* **Work order 1**:
Answer these questions about the blog post on a mother's illness.
(a) What three things does the mother disapprove of?
(b) In what city were tests done last week?
(c) How long is the wait for the test results?
* **Work order 2**: Quote the blog post on a mother's illness, starting with "so we avoid" and going on through "difficult to walk.".
* **Work order 3**: Extend the blog post on a mother's illness, picking up right after its final sentence.

Tuesday, March 29, 2011

tuesday’s torment

my heart is kinda heavy today as i think about my mom.

i have written about her before.  she and i have a somewhat strained relationship.  she doesn’t approve of our homeschooling, our religious convictions, our politics… so it is only strained if we talk with any sincerity about what is really going on in our lives. 

so we avoid those topics and talk about weather, how work is, you know.. nothing with any meaning.

but lately, we talk about her health.

for the last year she has had the most baffling illness that is involving atrophy of her muscles.  she is unable to hold her head upright for any length of time.  her muscles are wasting in her pelvis and thighs and making it difficult to walk. 

she has lost her smile.  but she can still whistle.

the doctors are baffled.  she has undergone test after test.  just this last week she had tests done in denver, 4+ hours from her home.  we have to wait two weeks for results.  but the neurologist there has little hope that they will find anything.

(Items from a dataset)

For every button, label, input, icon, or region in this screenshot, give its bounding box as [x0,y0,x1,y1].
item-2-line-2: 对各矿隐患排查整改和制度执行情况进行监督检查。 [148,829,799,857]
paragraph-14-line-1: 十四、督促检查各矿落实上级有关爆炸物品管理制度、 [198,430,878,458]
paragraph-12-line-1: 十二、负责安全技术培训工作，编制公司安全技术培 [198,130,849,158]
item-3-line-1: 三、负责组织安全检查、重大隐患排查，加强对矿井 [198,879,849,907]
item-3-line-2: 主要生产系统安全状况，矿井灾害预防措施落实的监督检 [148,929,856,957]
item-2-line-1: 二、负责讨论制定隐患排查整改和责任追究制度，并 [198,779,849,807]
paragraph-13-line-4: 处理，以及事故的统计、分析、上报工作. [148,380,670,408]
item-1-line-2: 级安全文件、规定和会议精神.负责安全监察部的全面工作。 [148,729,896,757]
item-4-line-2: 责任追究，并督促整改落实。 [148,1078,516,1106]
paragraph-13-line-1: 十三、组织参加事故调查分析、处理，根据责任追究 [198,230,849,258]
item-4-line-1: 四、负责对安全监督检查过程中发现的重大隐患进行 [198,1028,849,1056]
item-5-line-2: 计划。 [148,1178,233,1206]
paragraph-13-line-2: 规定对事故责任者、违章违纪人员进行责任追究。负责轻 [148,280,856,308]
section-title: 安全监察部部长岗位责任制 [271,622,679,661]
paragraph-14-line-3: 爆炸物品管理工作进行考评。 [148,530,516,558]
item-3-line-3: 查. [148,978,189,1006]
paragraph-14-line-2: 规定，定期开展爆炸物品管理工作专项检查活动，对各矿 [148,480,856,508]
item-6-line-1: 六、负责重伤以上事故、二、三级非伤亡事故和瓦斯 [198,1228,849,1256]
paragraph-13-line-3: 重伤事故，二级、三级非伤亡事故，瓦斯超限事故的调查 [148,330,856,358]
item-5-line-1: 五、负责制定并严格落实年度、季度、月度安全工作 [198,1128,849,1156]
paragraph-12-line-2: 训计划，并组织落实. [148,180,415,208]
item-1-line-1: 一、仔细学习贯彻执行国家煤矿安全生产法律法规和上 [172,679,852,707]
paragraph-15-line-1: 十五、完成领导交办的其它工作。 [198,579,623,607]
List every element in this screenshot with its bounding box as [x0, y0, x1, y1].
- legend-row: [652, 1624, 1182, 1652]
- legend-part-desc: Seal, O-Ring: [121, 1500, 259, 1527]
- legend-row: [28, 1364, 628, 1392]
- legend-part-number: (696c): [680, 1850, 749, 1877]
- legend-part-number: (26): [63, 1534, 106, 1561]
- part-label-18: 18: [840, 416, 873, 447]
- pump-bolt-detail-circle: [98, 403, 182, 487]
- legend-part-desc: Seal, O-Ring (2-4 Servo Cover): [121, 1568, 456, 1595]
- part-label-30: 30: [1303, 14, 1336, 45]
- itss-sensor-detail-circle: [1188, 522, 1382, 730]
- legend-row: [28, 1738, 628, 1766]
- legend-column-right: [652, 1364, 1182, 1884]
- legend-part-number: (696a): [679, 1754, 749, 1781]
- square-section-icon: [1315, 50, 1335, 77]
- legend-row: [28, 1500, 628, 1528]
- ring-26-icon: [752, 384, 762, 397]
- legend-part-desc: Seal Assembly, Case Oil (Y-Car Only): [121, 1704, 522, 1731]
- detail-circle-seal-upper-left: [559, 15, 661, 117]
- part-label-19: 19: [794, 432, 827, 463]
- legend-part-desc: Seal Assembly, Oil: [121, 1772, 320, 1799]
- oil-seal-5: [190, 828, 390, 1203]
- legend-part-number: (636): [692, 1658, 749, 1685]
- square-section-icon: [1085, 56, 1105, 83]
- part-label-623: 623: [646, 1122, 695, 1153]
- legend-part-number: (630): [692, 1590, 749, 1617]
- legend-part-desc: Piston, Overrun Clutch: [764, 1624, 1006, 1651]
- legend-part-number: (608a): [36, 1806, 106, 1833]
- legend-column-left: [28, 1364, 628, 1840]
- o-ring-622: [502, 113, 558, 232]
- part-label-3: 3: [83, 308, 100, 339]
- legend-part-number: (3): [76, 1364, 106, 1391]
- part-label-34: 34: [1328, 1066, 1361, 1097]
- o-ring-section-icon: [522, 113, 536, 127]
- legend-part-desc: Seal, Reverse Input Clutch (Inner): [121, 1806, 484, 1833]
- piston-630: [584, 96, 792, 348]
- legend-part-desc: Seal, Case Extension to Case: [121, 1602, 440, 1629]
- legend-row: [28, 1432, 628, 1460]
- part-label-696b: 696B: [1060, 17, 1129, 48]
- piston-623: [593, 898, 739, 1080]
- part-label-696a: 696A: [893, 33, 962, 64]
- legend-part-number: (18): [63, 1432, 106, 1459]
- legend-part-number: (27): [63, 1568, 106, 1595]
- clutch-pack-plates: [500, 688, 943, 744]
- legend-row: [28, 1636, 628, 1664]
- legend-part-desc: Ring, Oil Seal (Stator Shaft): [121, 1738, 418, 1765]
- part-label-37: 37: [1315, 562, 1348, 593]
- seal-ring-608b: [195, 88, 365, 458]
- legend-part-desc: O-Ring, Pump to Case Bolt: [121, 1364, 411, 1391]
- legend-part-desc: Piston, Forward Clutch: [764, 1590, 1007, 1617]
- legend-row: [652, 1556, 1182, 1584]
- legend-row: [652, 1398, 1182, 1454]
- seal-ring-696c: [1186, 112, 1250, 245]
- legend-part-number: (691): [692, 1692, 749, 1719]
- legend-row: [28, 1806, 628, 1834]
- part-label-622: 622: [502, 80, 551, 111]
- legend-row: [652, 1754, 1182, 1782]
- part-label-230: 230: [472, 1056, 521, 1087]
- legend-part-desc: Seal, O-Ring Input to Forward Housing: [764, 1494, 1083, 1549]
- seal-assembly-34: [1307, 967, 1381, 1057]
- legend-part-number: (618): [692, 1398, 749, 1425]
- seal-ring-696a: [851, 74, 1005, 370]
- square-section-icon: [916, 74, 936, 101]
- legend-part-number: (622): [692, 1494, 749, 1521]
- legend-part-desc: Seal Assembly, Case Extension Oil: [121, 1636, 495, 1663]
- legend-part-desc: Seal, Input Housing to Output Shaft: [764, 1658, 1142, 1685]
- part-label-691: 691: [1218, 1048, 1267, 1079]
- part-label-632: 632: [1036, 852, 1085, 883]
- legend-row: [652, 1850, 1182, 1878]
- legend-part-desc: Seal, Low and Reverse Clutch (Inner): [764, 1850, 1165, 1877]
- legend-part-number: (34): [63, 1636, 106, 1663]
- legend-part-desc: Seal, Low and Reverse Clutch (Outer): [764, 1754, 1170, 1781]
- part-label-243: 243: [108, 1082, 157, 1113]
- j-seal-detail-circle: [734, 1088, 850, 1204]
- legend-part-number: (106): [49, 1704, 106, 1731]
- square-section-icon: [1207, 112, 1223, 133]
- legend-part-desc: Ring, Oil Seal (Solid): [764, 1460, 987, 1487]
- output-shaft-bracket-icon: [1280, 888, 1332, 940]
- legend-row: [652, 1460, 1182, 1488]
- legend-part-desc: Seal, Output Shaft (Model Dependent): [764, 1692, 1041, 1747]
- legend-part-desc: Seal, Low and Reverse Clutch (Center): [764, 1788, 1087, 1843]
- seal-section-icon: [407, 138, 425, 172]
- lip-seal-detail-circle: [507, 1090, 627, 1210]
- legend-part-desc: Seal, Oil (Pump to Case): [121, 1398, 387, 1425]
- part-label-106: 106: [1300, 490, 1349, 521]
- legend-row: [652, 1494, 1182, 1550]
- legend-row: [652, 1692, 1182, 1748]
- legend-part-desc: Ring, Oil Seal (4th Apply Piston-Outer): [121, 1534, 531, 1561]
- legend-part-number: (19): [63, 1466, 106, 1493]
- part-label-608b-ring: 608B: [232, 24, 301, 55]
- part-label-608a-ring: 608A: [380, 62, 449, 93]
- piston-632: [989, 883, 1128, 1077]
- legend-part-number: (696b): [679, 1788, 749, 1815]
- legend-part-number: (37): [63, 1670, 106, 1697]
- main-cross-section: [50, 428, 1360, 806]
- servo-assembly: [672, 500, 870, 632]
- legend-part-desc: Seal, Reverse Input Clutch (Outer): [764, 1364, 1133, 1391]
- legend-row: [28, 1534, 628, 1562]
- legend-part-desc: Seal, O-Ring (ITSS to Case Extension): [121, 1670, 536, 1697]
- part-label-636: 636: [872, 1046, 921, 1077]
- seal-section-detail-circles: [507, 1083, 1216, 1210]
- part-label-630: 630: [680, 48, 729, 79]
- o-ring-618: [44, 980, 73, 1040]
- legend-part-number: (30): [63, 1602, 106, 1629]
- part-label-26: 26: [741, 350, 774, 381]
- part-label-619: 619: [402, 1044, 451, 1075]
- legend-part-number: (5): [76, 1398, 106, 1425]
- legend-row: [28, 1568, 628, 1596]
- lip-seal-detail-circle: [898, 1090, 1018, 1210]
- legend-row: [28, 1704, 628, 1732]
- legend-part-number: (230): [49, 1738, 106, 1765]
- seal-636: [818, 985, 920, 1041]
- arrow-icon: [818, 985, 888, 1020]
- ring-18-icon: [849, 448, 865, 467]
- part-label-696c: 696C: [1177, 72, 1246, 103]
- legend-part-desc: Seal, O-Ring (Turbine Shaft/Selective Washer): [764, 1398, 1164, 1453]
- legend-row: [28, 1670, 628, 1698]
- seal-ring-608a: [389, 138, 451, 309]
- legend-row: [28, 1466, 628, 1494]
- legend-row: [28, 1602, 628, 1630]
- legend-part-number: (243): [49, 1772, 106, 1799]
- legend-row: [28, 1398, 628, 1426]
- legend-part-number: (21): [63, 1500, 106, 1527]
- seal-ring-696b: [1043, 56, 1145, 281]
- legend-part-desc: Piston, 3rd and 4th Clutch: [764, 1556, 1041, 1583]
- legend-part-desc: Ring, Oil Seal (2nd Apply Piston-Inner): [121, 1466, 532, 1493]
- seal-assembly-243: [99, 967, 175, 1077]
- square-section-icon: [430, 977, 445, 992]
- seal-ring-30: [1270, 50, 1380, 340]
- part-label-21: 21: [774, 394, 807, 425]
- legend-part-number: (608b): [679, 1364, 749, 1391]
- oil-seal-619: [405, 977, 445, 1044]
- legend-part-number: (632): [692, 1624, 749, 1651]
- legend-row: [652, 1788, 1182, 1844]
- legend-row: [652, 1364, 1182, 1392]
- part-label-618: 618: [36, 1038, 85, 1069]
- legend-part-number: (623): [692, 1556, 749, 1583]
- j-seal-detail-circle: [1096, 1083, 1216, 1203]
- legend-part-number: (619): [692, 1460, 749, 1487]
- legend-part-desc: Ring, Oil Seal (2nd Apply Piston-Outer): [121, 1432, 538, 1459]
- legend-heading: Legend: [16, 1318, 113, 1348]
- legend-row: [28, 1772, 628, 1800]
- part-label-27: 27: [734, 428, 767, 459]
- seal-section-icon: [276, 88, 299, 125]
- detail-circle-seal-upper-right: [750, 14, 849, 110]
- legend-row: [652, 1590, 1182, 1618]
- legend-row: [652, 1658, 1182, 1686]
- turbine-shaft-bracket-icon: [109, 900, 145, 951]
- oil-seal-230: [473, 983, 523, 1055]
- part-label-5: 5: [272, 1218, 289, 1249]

* **Answer 1**:
(a) Homeschooling, religious convictions, and politics
(b) Denver
(c) Two weeks

* **Answer 2**:
so we avoid those topics and talk about weather, how work is, you know.. nothing with any meaning.

but lately, we talk about her health.

for the last year she has had the most baffling illness that is involving atrophy of her muscles.  she is unable to hold her head upright for any length of time.  her muscles are wasting in her pelvis and thighs and making it difficult to walk.

* **Answer 3**:
her symptoms are just too odd.  some of her symptoms match up with some diseases, but then other symptoms just confuse the diagnosis.

idiopathic..

no known reason or cause.

i have never liked that word much as a medical professional.  it means we cannot figure it out.

so right now they are calling it idiopathic dystrophy.

and meanwhile, my mom’s daily life is slowly ebbing away without any good reason.

she has aged more than i ever imagined in this past year.

it was shocking to see her for the first time last september when we moved back.  she looked so old.  and tired.

i am not sure what to do for her other than pray.

will you pray with me?

Monday, March 28, 2011

march winds…

we have had a pretty decent march.  last year at this time, i was on strict bedrest awaiting the birth of child #4, and encountering significant financial hardships as the KISA’s job situation hung in the balance.  this march, we are enjoying our new (old) home, getting reacquainted with our local attractions and exploring new territory.

a welcome change :)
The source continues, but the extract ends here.